begin

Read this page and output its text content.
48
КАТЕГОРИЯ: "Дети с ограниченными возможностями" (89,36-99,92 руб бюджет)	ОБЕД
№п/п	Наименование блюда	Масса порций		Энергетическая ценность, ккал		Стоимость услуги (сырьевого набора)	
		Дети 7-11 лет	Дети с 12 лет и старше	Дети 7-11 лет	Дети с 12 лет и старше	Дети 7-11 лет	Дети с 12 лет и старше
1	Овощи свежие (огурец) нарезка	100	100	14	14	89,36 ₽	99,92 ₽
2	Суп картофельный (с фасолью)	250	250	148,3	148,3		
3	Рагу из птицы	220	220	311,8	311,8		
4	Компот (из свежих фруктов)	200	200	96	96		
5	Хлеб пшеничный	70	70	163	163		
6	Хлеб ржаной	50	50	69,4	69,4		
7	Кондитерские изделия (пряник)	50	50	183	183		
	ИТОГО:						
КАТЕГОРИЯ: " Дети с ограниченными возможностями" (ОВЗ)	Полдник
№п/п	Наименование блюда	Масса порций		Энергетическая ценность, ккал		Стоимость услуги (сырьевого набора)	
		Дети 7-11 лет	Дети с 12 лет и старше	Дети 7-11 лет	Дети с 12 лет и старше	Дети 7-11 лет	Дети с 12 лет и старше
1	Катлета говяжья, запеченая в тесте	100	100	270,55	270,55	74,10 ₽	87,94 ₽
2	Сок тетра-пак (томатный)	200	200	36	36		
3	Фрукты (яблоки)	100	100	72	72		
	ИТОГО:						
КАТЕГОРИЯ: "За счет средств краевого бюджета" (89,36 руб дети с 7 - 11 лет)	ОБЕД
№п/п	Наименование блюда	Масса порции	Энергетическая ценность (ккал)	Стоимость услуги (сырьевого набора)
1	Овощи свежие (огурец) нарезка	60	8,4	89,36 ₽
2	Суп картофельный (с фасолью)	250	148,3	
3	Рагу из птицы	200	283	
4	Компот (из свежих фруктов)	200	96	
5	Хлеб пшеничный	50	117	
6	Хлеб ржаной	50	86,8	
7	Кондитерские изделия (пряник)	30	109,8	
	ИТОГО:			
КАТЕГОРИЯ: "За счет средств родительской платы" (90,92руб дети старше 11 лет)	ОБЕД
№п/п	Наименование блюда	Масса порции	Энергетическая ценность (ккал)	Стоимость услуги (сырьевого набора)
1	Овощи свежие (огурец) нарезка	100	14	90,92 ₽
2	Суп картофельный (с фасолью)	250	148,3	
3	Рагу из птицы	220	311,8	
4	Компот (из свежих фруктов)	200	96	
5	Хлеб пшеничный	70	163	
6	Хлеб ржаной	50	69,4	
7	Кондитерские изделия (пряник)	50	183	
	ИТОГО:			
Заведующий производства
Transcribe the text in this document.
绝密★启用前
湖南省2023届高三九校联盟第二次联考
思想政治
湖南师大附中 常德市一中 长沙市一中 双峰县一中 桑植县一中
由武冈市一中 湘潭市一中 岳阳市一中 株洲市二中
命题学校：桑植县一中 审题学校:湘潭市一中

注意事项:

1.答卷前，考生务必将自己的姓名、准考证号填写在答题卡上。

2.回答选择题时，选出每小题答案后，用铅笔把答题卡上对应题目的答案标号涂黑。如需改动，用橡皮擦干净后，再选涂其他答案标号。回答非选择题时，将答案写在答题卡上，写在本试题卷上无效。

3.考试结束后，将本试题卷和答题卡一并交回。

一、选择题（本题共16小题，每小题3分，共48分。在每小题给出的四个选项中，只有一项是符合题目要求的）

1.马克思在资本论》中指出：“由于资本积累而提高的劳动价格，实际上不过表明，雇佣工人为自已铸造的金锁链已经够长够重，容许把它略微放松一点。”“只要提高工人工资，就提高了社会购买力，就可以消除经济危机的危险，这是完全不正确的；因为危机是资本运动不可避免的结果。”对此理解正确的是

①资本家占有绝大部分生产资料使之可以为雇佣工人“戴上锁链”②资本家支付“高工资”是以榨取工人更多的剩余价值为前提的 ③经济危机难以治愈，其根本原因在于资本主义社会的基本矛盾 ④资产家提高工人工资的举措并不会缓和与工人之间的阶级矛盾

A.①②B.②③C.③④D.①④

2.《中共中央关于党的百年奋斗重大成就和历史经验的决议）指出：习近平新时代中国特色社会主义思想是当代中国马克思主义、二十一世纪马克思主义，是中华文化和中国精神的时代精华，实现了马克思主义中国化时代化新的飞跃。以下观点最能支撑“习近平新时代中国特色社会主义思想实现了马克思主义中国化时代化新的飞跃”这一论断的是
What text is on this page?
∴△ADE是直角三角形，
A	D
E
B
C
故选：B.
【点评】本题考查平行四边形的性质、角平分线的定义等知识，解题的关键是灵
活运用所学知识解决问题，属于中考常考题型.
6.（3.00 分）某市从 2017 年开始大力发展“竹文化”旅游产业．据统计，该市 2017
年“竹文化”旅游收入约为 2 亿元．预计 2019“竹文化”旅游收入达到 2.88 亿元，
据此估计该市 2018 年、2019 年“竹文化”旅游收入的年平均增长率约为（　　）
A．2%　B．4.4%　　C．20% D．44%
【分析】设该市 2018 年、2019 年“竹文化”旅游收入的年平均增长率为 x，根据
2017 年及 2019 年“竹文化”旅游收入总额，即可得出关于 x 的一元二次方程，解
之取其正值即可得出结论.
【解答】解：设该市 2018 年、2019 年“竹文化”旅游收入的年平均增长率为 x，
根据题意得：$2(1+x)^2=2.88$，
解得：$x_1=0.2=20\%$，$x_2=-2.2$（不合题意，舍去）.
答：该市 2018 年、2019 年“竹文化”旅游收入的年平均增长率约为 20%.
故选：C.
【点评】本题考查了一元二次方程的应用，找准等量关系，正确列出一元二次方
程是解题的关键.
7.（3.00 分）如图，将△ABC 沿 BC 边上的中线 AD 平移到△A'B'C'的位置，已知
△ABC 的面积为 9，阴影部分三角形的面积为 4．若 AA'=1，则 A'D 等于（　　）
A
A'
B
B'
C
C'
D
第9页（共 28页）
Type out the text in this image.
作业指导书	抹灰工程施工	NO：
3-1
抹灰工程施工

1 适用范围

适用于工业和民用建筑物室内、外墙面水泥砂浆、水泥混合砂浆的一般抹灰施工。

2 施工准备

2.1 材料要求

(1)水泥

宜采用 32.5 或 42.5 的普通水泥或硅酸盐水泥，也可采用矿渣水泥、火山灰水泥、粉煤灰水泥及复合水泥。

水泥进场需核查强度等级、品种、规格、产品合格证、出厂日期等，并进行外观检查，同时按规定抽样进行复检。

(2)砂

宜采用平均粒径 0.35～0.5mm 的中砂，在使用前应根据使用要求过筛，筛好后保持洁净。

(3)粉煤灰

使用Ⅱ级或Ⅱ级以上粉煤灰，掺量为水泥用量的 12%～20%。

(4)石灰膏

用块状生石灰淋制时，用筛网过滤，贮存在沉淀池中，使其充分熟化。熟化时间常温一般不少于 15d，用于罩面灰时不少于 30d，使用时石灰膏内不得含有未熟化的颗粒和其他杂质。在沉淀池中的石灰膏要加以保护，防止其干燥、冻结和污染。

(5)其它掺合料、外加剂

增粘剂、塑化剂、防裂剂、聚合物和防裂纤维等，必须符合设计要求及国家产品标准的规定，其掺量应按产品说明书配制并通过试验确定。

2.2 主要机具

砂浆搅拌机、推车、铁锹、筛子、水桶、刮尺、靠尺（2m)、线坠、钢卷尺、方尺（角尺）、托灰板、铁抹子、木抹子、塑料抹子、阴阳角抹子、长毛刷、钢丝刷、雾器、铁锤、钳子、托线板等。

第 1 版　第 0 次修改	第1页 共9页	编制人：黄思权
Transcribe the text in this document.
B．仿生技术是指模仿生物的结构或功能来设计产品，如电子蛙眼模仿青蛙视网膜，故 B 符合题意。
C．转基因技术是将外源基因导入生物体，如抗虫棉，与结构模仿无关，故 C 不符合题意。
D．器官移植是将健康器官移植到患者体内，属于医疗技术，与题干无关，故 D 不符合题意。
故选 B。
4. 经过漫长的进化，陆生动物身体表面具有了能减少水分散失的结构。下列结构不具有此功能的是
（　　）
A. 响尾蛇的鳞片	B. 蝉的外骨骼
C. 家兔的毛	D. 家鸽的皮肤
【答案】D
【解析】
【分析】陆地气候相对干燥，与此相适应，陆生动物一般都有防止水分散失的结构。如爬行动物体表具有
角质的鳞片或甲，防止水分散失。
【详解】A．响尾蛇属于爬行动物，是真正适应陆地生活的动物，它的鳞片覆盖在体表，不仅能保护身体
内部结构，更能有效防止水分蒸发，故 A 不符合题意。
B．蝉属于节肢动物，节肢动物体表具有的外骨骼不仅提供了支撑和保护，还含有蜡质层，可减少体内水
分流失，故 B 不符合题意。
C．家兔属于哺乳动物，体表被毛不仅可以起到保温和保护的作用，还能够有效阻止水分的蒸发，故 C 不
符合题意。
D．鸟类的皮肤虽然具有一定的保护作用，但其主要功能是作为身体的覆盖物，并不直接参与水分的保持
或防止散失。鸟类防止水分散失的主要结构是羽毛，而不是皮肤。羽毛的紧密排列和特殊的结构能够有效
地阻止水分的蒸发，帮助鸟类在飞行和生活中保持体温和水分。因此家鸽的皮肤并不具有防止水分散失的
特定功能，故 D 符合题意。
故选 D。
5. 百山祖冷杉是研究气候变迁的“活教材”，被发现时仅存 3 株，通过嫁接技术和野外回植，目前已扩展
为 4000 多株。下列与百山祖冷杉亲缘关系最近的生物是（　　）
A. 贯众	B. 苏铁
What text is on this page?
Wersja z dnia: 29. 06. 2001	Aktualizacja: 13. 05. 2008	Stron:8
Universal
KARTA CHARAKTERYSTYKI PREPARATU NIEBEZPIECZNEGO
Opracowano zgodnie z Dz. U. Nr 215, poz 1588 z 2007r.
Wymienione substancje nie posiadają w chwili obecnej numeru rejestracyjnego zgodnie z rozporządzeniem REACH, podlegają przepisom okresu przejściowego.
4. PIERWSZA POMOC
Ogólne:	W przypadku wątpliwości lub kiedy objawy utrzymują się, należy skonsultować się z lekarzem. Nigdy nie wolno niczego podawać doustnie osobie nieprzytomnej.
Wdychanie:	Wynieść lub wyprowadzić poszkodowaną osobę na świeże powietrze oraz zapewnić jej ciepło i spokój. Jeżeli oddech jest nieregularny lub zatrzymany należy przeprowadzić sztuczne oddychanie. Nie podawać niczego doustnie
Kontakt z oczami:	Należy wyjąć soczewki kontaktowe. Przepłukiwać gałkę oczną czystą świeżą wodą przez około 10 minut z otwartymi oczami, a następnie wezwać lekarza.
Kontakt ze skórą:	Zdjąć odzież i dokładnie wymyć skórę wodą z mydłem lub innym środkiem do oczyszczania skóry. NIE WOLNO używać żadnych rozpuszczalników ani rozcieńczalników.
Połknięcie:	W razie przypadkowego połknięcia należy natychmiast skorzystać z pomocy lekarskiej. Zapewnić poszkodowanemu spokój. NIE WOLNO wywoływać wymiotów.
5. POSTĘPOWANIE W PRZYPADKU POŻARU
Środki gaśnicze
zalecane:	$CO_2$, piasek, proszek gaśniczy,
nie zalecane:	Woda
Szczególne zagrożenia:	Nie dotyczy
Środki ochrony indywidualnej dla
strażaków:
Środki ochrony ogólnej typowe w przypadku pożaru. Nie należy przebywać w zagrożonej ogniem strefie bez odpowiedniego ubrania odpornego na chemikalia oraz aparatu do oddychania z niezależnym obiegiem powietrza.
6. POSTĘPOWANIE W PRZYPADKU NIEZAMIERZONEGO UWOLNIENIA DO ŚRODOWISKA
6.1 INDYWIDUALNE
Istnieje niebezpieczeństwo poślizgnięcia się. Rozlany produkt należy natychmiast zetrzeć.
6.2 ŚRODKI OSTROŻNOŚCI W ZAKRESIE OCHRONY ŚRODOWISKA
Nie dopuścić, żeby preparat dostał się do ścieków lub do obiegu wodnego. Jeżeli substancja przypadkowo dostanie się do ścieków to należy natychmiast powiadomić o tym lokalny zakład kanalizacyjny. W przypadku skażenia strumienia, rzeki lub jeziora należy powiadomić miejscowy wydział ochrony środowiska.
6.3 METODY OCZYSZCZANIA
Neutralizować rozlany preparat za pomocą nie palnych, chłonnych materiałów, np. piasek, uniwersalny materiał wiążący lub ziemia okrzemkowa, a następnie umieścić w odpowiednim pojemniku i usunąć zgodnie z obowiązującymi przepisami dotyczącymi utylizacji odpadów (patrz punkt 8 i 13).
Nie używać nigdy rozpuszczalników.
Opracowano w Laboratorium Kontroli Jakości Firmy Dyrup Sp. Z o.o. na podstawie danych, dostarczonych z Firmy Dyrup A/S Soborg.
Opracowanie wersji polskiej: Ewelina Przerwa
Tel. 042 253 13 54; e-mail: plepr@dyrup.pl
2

end

**REQUIRED WORK:**
Go through the records and copy each line with "пряник" in it.

**EXERCISE RESPONSE:**
7	Кондитерские изделия (пряник)	50	50	183	183		
7	Кондитерские изделия (пряник)	30	109,8	
7	Кондитерские изделия (пряник)	50	183	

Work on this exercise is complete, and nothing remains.